> **Records excerpted from a collection**:
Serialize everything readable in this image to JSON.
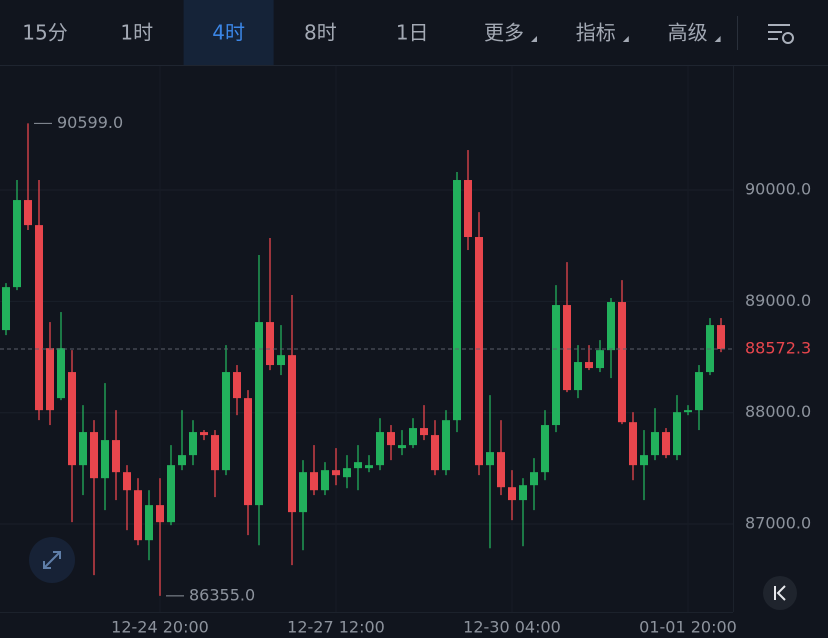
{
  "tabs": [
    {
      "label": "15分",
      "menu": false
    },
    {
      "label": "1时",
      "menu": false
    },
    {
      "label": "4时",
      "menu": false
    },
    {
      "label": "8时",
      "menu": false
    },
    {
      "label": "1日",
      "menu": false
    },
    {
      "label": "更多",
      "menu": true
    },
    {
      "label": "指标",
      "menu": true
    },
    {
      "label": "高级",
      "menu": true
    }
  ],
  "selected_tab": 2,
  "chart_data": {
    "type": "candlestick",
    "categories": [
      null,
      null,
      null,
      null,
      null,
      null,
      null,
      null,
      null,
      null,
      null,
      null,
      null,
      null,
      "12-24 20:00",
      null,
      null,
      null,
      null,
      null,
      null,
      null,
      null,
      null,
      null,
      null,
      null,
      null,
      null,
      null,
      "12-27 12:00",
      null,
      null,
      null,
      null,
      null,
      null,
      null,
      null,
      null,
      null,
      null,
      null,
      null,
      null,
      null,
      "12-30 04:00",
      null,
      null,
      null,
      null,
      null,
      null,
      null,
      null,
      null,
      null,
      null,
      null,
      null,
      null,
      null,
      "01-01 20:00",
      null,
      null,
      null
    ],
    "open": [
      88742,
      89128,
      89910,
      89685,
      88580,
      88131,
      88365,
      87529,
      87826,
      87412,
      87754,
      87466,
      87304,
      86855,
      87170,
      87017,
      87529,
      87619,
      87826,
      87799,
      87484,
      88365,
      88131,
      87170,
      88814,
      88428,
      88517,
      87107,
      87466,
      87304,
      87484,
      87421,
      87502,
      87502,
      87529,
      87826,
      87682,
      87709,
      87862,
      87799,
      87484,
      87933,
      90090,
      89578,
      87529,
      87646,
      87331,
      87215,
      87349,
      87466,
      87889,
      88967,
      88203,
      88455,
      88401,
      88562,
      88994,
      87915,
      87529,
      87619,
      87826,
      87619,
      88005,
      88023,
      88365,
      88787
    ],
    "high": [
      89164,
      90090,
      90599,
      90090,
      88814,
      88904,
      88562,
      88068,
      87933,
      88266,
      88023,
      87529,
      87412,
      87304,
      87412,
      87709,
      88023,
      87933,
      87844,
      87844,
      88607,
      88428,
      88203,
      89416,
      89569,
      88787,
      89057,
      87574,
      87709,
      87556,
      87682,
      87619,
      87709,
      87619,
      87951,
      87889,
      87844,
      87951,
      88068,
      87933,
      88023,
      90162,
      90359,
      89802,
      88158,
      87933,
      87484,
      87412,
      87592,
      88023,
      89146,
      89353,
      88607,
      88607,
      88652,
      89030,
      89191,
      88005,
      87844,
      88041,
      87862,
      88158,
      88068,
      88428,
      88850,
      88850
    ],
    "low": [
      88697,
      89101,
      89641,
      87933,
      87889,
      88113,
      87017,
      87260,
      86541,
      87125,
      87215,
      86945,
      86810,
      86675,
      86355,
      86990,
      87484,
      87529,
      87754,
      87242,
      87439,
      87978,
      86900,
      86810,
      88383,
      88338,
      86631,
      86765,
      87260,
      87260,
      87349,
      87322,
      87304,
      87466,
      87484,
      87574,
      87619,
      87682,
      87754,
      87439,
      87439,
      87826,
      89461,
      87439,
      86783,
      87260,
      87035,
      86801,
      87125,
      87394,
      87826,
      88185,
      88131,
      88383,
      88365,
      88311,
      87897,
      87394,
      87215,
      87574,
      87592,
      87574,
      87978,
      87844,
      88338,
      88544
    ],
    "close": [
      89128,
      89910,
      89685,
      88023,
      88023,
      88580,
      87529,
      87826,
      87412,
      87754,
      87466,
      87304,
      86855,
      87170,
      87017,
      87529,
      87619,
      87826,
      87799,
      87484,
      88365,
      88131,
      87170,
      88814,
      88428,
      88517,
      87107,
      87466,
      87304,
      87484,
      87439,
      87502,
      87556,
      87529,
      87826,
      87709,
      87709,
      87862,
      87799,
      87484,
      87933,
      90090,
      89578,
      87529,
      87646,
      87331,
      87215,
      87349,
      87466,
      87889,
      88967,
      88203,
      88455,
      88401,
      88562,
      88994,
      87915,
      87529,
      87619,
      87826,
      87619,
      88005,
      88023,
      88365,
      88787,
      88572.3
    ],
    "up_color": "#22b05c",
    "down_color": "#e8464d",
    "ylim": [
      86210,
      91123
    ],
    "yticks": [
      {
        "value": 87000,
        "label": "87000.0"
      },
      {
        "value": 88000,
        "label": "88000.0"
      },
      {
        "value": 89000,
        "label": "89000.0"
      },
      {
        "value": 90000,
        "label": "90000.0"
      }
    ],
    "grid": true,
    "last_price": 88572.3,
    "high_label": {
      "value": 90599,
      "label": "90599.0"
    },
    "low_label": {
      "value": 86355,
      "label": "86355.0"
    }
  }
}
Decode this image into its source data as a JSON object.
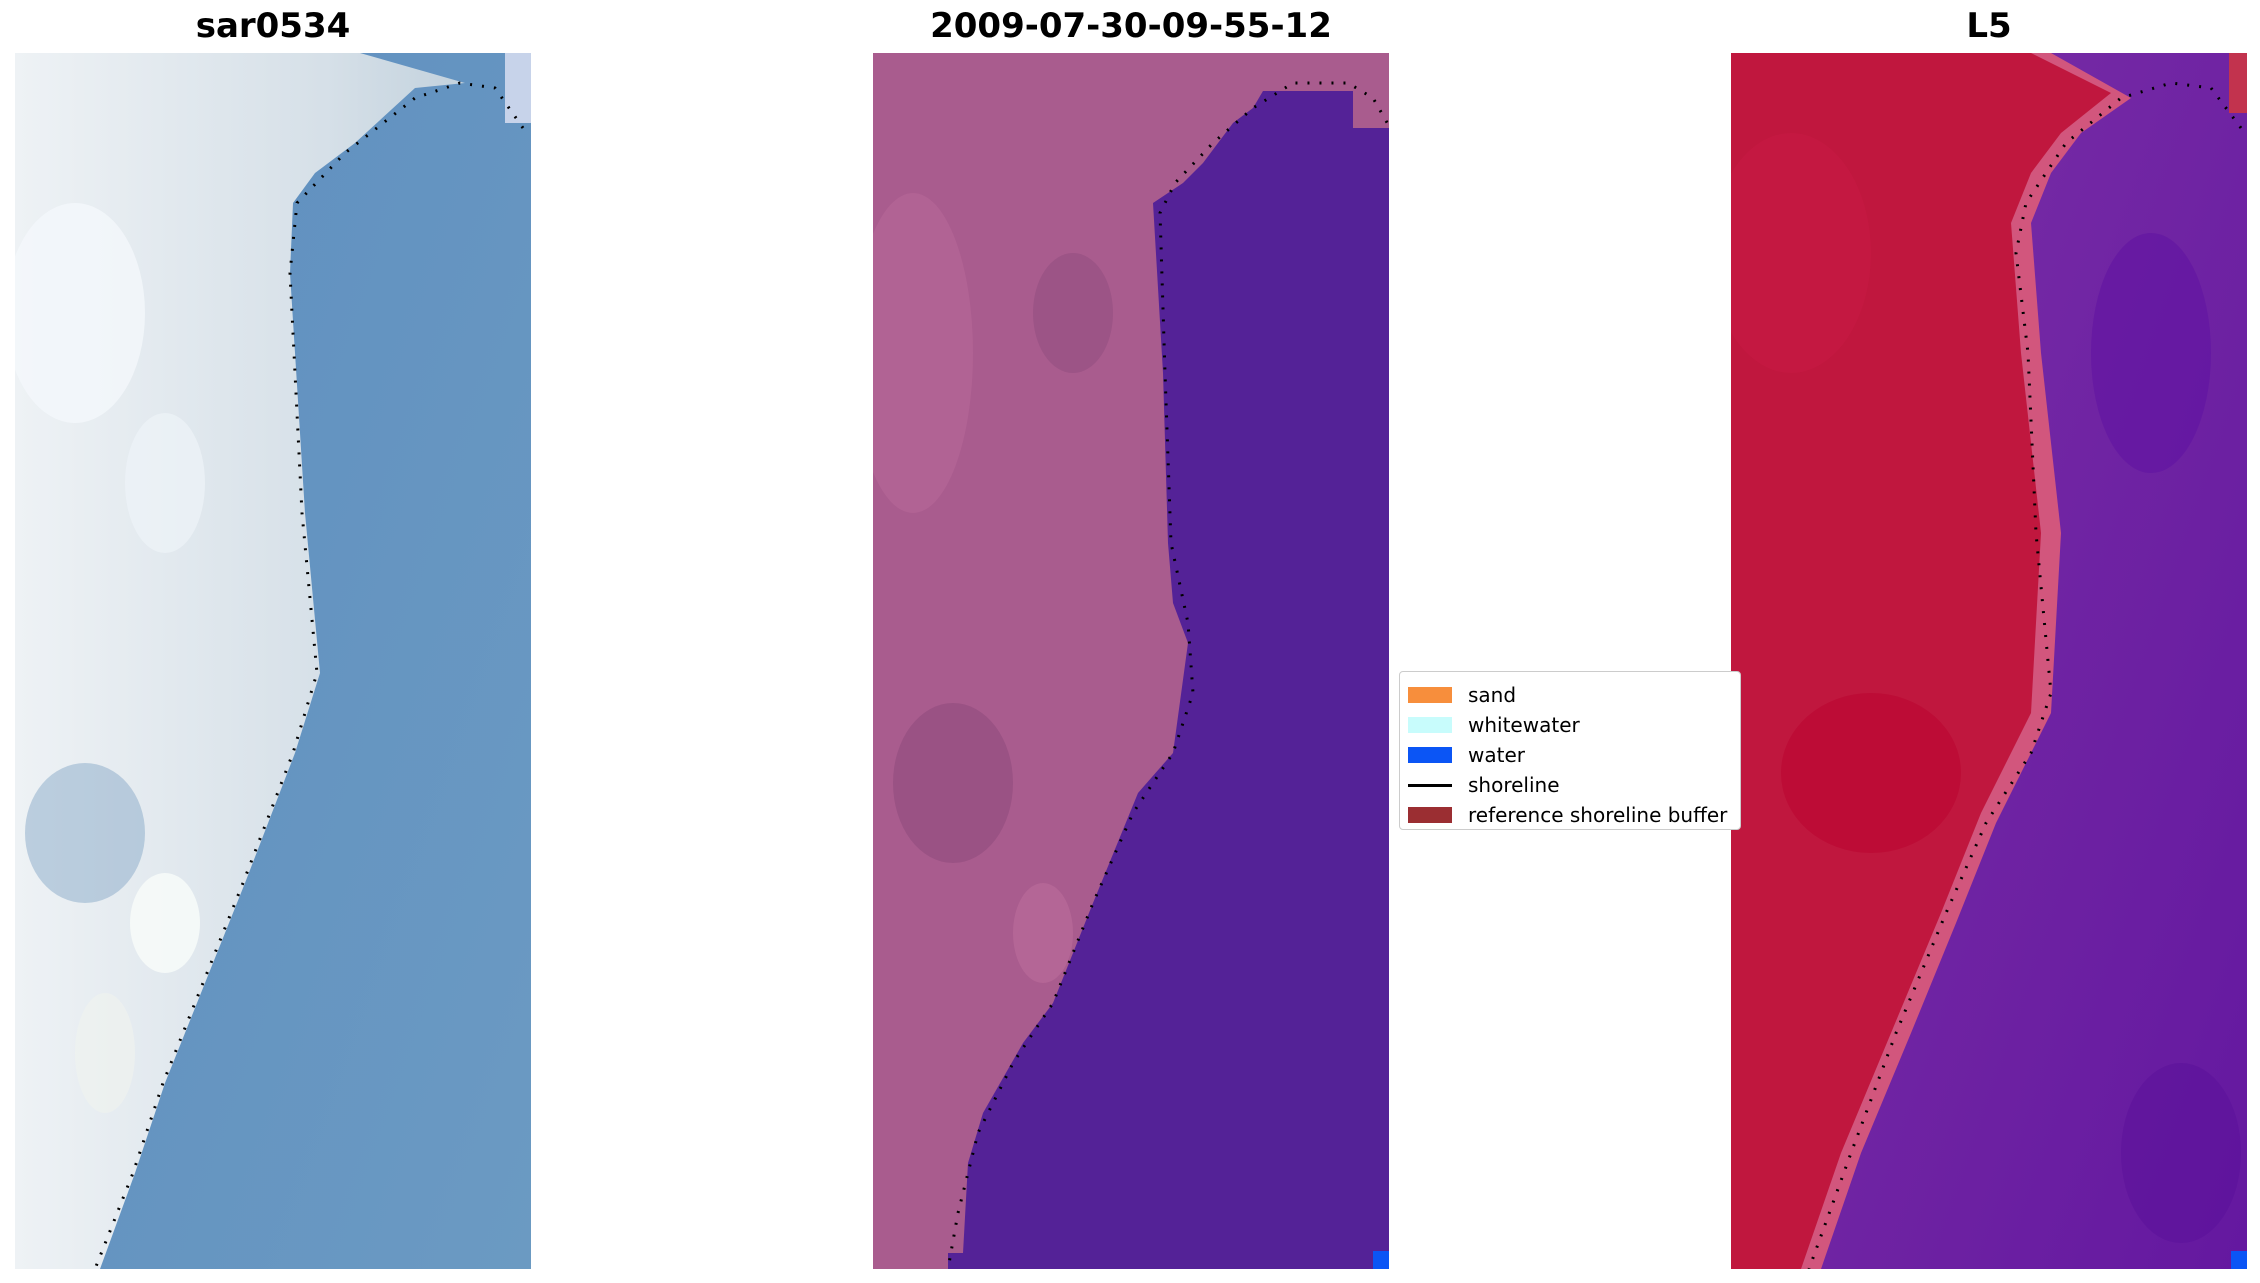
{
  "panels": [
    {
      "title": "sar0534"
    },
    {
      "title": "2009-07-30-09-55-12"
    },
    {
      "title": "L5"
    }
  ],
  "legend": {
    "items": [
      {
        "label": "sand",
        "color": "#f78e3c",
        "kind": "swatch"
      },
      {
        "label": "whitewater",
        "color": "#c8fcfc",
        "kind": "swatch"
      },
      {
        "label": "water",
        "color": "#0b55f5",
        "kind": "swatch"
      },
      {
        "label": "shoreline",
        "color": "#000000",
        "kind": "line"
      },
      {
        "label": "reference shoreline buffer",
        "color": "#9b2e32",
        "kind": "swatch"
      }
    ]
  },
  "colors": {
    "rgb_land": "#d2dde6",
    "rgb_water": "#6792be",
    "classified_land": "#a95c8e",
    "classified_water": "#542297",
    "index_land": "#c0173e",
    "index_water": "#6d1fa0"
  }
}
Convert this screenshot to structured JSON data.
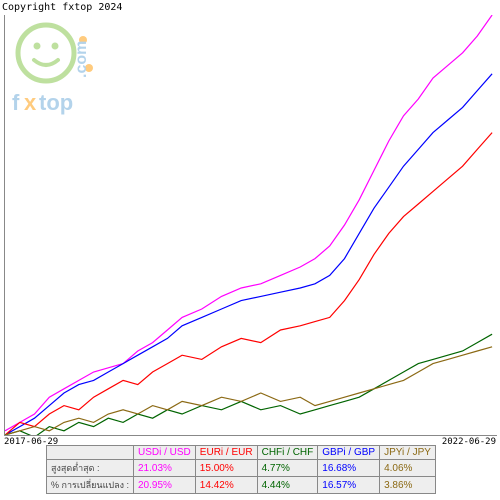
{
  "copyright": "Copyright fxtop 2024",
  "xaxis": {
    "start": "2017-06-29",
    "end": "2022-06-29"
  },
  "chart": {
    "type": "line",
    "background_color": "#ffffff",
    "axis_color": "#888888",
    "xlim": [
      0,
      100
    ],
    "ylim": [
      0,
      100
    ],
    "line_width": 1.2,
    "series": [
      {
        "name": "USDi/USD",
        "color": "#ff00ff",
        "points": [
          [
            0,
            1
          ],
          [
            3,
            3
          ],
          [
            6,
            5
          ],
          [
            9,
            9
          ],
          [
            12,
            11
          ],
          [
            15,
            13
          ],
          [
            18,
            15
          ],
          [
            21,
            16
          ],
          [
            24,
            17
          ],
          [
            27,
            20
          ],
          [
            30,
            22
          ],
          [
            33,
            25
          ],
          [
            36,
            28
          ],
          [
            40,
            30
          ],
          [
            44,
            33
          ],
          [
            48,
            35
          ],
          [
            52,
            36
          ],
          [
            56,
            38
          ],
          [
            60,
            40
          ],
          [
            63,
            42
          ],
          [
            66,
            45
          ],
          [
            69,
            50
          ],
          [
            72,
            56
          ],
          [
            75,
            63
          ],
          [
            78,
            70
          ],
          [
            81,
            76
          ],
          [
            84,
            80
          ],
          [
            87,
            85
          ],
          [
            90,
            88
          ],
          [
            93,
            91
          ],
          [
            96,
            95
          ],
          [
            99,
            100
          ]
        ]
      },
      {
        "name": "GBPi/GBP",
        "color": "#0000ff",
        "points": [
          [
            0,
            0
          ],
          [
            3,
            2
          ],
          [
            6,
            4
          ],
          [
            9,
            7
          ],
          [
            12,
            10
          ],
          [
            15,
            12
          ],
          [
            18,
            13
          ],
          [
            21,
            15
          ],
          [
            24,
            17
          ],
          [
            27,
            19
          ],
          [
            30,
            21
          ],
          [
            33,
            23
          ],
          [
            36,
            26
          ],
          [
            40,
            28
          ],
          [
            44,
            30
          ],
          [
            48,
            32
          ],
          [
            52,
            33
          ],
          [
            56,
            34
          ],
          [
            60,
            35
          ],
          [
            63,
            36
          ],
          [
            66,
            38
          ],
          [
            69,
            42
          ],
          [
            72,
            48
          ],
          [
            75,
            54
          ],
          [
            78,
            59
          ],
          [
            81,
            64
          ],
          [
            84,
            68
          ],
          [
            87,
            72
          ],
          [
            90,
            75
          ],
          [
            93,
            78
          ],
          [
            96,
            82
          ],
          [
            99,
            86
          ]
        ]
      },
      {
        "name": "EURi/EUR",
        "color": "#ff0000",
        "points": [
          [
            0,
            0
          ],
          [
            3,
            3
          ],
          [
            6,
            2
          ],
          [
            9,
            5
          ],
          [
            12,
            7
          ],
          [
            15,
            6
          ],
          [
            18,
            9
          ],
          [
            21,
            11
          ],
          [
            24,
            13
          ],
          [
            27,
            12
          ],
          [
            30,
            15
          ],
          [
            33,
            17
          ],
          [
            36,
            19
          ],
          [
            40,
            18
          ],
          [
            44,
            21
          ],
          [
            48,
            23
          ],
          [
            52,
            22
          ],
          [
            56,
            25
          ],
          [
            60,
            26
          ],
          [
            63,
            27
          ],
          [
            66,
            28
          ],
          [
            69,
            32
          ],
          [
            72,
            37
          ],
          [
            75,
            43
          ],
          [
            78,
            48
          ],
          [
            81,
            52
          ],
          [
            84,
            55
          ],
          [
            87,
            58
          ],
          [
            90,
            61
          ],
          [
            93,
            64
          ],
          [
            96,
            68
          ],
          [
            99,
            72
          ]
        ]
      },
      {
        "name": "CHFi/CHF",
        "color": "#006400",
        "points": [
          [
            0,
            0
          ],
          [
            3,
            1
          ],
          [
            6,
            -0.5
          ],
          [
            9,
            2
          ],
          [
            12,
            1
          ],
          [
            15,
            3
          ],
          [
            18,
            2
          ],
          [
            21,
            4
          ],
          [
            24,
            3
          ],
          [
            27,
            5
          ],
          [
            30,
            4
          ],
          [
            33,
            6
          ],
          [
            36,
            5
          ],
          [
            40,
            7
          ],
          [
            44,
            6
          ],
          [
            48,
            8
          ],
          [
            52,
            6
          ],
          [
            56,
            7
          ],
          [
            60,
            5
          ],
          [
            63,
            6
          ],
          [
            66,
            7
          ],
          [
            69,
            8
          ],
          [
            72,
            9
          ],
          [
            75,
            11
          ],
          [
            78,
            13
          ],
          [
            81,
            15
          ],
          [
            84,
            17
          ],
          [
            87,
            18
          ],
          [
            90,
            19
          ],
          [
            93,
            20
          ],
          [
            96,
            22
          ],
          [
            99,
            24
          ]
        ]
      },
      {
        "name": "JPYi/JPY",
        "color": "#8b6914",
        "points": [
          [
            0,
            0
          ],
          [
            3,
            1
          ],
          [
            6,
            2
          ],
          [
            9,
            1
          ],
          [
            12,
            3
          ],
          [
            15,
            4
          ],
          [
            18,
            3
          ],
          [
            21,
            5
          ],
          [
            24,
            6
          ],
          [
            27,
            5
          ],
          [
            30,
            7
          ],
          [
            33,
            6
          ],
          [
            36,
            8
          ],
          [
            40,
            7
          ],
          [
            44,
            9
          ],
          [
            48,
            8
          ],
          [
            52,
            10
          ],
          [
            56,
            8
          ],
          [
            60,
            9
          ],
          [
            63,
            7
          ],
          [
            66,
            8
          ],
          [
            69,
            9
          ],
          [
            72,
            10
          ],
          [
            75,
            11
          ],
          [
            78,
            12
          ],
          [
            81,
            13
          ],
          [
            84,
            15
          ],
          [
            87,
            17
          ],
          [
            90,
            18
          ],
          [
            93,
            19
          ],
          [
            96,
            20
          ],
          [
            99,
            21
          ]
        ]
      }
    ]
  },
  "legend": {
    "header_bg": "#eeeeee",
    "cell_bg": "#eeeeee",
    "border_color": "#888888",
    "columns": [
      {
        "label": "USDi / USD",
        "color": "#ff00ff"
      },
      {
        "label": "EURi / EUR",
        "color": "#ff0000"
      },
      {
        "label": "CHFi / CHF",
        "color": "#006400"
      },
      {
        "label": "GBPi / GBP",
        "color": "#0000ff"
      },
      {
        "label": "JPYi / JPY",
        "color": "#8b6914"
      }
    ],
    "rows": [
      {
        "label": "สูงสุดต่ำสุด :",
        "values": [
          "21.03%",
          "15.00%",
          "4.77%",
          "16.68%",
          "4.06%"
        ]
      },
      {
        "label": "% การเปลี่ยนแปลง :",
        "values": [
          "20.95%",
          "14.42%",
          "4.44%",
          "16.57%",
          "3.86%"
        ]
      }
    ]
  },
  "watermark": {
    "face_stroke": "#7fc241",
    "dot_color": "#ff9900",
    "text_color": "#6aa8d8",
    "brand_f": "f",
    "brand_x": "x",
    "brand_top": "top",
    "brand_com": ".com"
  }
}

> **AIM**: Filter the entries and copy out every line with the word "name".

> **RESULT OF THIS EXERCISE**:
        "name": "USDi/USD",
        "name": "GBPi/GBP",
        "name": "EURi/EUR",
        "name": "CHFi/CHF",
        "name": "JPYi/JPY",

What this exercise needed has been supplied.